• **TASK TO CARRY OUT**
Extract and list every line that contains the word "dictaduras".

(Saved data entries)
⟨
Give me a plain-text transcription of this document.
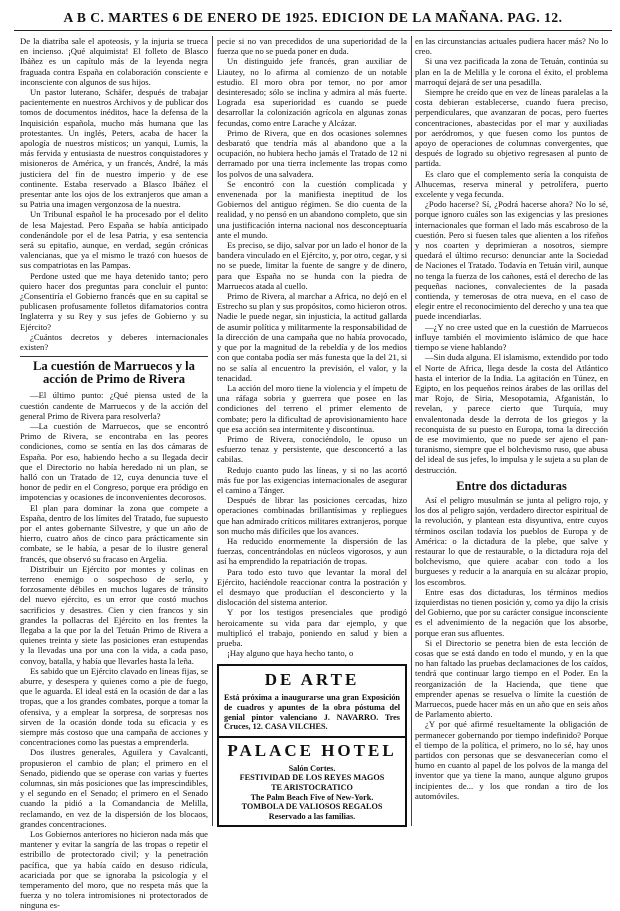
A B C. MARTES 6 DE ENERO DE 1925. EDICION DE LA MAÑANA. PAG. 12.

De la diatriba sale el apoteosis, y la injuria se trueca en incienso. ¡Qué alquimista! El folleto de Blasco Ibáñez es un capítulo más de la leyenda negra fraguada contra España en colaboración consciente e inconsciente con algunos de sus hijos.

Un pastor luterano, Schäfer, después de trabajar pacientemente en nuestros Archivos y de publicar dos tomos de documentos inéditos, hace la defensa de la Inquisición española, mucho más humana que las protestantes. Un inglés, Peters, acaba de hacer la apología de nuestros místicos; un yanqui, Lumis, la más fervida y entusiasta de nuestros conquistadores y misioneros de América, y un francés, André, la más justiciera del fin de nuestro imperio y de ese continente. Estaba reservado a Blasco Ibáñez el presentar ante los ojos de los extranjeros que aman a su Patria una imagen vergonzosa de la nuestra.

Un Tribunal español le ha procesado por el delito de lesa Majestad. Pero España se había anticipado condenándole por el de lesa Patria, y esa sentencia será su epitafio, aunque, en verdad, según crónicas valencianas, que ya el mismo le trazó con huesos de sus compatriotas en las Pampas.

Perdone usted que me haya detenido tanto; pero quiero hacer dos preguntas para concluir el punto: ¿Consentiría el Gobierno francés que en su capital se publicasen profusamente folletos difamatorios contra Inglaterra y su Rey y sus jefes de Gobierno y su Ejército?

¿Cuántos decretos y deberes internacionales existen?

La cuestión de Marruecos y la acción de Primo de Rivera

—El último punto: ¿Qué piensa usted de la cuestión candente de Marruecos y de la acción del general Primo de Rivera para resolverla?

—La cuestión de Marruecos, que se encontró Primo de Rivera, se encontraba en las peores condiciones, como se sentía en las dos cámaras de España. Por eso, habiendo hecho a su llegada decir que el Directorio no había heredado ni un plan, se halló con un Tratado de 12, cuya denuncia tuve el honor de pedir en el Congreso, porque era pródigo en impotencias y ocasiones de inconvenientes decorosos.

El plan para dominar la zona que compete a España, dentro de los límites del Tratado, fue supuesto por el antes gobernante Silvestre, y que un año de hierro, cuatro años de cinco para prácticamente sin combate, se le había, a pesar de lo ilustre general francés, que observó su fracaso en Argelia.

Distribuir un Ejército por montes y colinas en terreno enemigo o sospechoso de serlo, y forzosamente débiles en muchos lugares de tránsito del nuevo ejército, es un error que costó muchos sacrificios y desastres. Cien y cien francos y sin grandes la pollacras del Ejército en los frentes la llegaba a la que por la del Tetuán Primo de Rivera a quienes treinta y siete las posiciones eran estupendas y la llevadas una por una con la vida, a cada paso, convoy, batalla, y había que llevarles hasta la leña.

Es sabido que un Ejército clavado en lineas fijas, se aburre, y desespera y quienes como a pie de fuego, que le aguarda. El ideal está en la ocasión de dar a las tropas, que a los grandes combates, porque a tomar la ofensiva, y a emplear la sorpresa, de sorpresas nos sirven de la ocasión donde toda su eficacia y es siempre más costoso que una campaña de acciones y concentraciones como las puestas a emprenderla.

Dos ilustres generales, Aguilera y Cavalcanti, propusieron el cambio de plan; el primero en el Senado, pidiendo que se operase con varias y fuertes columnas, sin más posiciones que las imprescindibles, y el segundo en el Senado; el primero en el Senado cuando la pidió a la Comandancia de Melilla, reclamando, en vez de la dispersión de los blocaos, grandes concentraciones.

Los Gobiernos anteriores no hicieron nada más que mantener y evitar la sangría de las tropas o repetir el estribillo de protectorado civil; y la penetración pacífica, que ya había caído en desuso ridícula, acariciada por que se ignoraba la psicología y el temperamento del moro, que no respeta más que la fuerza y no tolera intromisiones ni protectorados de ninguna es-

pecie si no van precedidos de una superioridad de la fuerza que no se pueda poner en duda.

Un distinguido jefe francés, gran auxiliar de Liautey, no lo afirma al comienzo de un notable estudio. El moro obra por temor, no por amor desinteresado; sólo se inclina y admira al más fuerte. Lograda esa superioridad es cuando se puede desarrollar la colonización agrícola en algunas zonas fecundas, como entre Larache y Alcázar.

Primo de Rivera, que en dos ocasiones solemnes desbarató que tendría más al abandono que a la ocupación, no hubiera hecho jamás el Tratado de 12 ni derramado por una tierra inclemente las tropas como los polvos de una salvadera.

Se encontró con la cuestión complicada y envenenada por la manifiesta ineptitud de los Gobiernos del antiguo régimen. Se dio cuenta de la realidad, y no pensó en un abandono completo, que sin una justificación interna nacional nos desconceptuaría ante el mundo.

Es preciso, se dijo, salvar por un lado el honor de la bandera vinculado en el Ejército, y, por otro, cegar, y si no se puede, limitar la fuente de sangre y de dinero, para que España no se hunda con la piedra de Marruecos atada al cuello.

Primo de Rivera, al marchar a Africa, no dejó en el Estrecho su plan y sus propósitos, como hicieron otros. Nadie le puede negar, sin injusticia, la actitud gallarda de asumir política y militarmente la responsabilidad de la dirección de una campaña que no había provocado, y que por la magnitud de la rebeldía y de los medios con que contaba podía ser más funesta que la del 21, si no se salía al encuentro la previsión, el valor, y la tenacidad.

La acción del moro tiene la violencia y el ímpetu de una ráfaga sobria y guerrera que posee en las condiciones del terreno el primer elemento de combate; pero la dificultad de aprovisionamiento hace que esa acción sea intermitente y discontinua.

Primo de Rivera, conociéndolo, le opuso un esfuerzo tenaz y persistente, que desconcertó a las cabilas.

Redujo cuanto pudo las líneas, y si no las acortó más fue por las exigencias internacionales de asegurar el camino a Tánger.

Después de librar las posiciones cercadas, hizo operaciones combinadas brillantísimas y repliegues que han admirado críticos militares extranjeros, porque son mucho más difíciles que los avances.

Ha reducido enormemente la dispersión de las fuerzas, concentrándolas en núcleos vigorosos, y aun así ha emprendido la repatriación de tropas.

Para todo esto tuvo que levantar la moral del Ejército, haciéndole reaccionar contra la postración y el desmayo que produciían el desconcierto y la dislocación del sistema anterior.

Y por los testigos presenciales que prodigó heroicamente su vida para dar ejemplo, y que multiplicó el trabajo, poniendo en salud y bien a prueba.

¡Hay alguno que haya hecho tanto, o

DE ARTE
Está próxima a inaugurarse una gran Exposición de cuadros y apuntes de la obra póstuma del genial pintor valenciano J. NAVARRO. Tres Cruces, 12. CASA VILCHES.
PALACE HOTEL
Salón Cortes.
FESTIVIDAD DE LOS REYES MAGOS
TE ARISTOCRATICO
The Palm Beach Five of New-York.
TOMBOLA DE VALIOSOS REGALOS
Reservado a las familias.

en las circunstancias actuales pudiera hacer más? No lo creo.

Si una vez pacificada la zona de Tetuán, continúa su plan en la de Melilla y le corona el éxito, el problema marroquí dejará de ser una pesadilla.

Siempre he creído que en vez de líneas paralelas a la costa debieran establecerse, cuando fuera preciso, perpendiculares, que avanzaran de pocas, pero fuertes concentraciones, abastecidas por el mar y auxiliadas por aeródromos, y que fuesen como los puntos de apoyo de operaciones de columnas convergentes, que después de logrado su objetivo regresasen al punto de partida.

Es claro que el complemento sería la conquista de Alhucemas, reserva mineral y petrolífera, puerto excelente y vega fecunda.

¿Podo hacerse? Sí, ¿Podrá hacerse ahora? No lo sé, porque ignoro cuáles son las exigencias y las presiones internacionales que forman el lado más escabroso de la cuestión. Pero si fuesen tales que alienten a los rifeños y nos coarten y deprimieran a nosotros, siempre quedará el último recurso: denunciar ante la Sociedad de Naciones el Tratado. Todavía en Tetuán viril, aunque no tenga la fuerza de los cañones, está el derecho de las pequeñas naciones, convalecientes de la pasada contienda, y temerosas de otra nueva, en el caso de elegir entre el reconocimiento del derecho y una tea que puede incendiarlas.

—¿Y no cree usted que en la cuestión de Marruecos influye también el movimiento islámico de que hace tiempo se viene hablando?

—Sin duda alguna. El islamismo, extendido por todo el Norte de Africa, llega desde la costa del Atlántico hasta el interior de la India. La agitación en Túnez, en Egipto, en los pequeños reinos árabes de las orillas del mar Rojo, de Siria, Mesopotamia, Afganistán, lo revelan, y parece cierto que Turquía, muy envalentonada desde la derrota de los griegos y la reconquista de su puesto en Europa, toma la dirección de ese movimiento, que no puede ser ajeno el pan-turanismo, siempre que el bolchevismo ruso, que abusa del ideal de sus jefes, lo impulsa y le sujeta a su plan de destrucción.

Entre dos dictaduras

Así el peligro musulmán se junta al peligro rojo, y los dos al peligro sajón, verdadero director espiritual de la revolución, y plantean esta disyuntiva, entre cuyos términos oscilan todavía los pueblos de Europa y de América: o la dictadura de la plebe, que salve y restaurar lo que de restaurable, o la dictadura roja del bolchevismo, que quiere acabar con todo a los burgueses y reducir a la anarquía en su alcázar propio, los escombros.

Entre esas dos dictaduras, los términos medios izquierdistas no tienen posición y, como ya dijo la crisis del Gobierno, que por su carácter consigue inconsciente es el advenimiento de la negación que los absorbe, porque eran sus afluentes.

Si el Directorio se penetra bien de esta lección de cosas que se está dando en todo el mundo, y en la que no han faltado las pruebas declamaciones de los caídos, tendrá que continuar largo tiempo en el Poder. En la reorganización de la Hacienda, que tiene que emprender apenas se resuelva o límite la cuestión de Marruecos, puede hacer más en un año que en seis años de Parlamento abierto.

¿Y por qué afirmé resueltamente la obligación de permanecer gobernando por tiempo indefinido? Porque el tiempo de la política, el primero, no lo sé, hay unos partidos con personas que se desvanecerían como el humo en cuanto al papel de los polvos de la manga del inventor que ya tiene la mano, aunque alguno grupos incipientes de... y los que rondan a tiro de los automóviles.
⟩
• **SOLUTION TO THIS TASK**
Entre dos dictaduras
Entre esas dos dictaduras, los términos medios izquierdistas no tienen posición y, como ya dijo la crisis del Gobierno, que por su carácter consigue inconsciente es el advenimiento de la negación que los absorbe, porque eran sus afluentes.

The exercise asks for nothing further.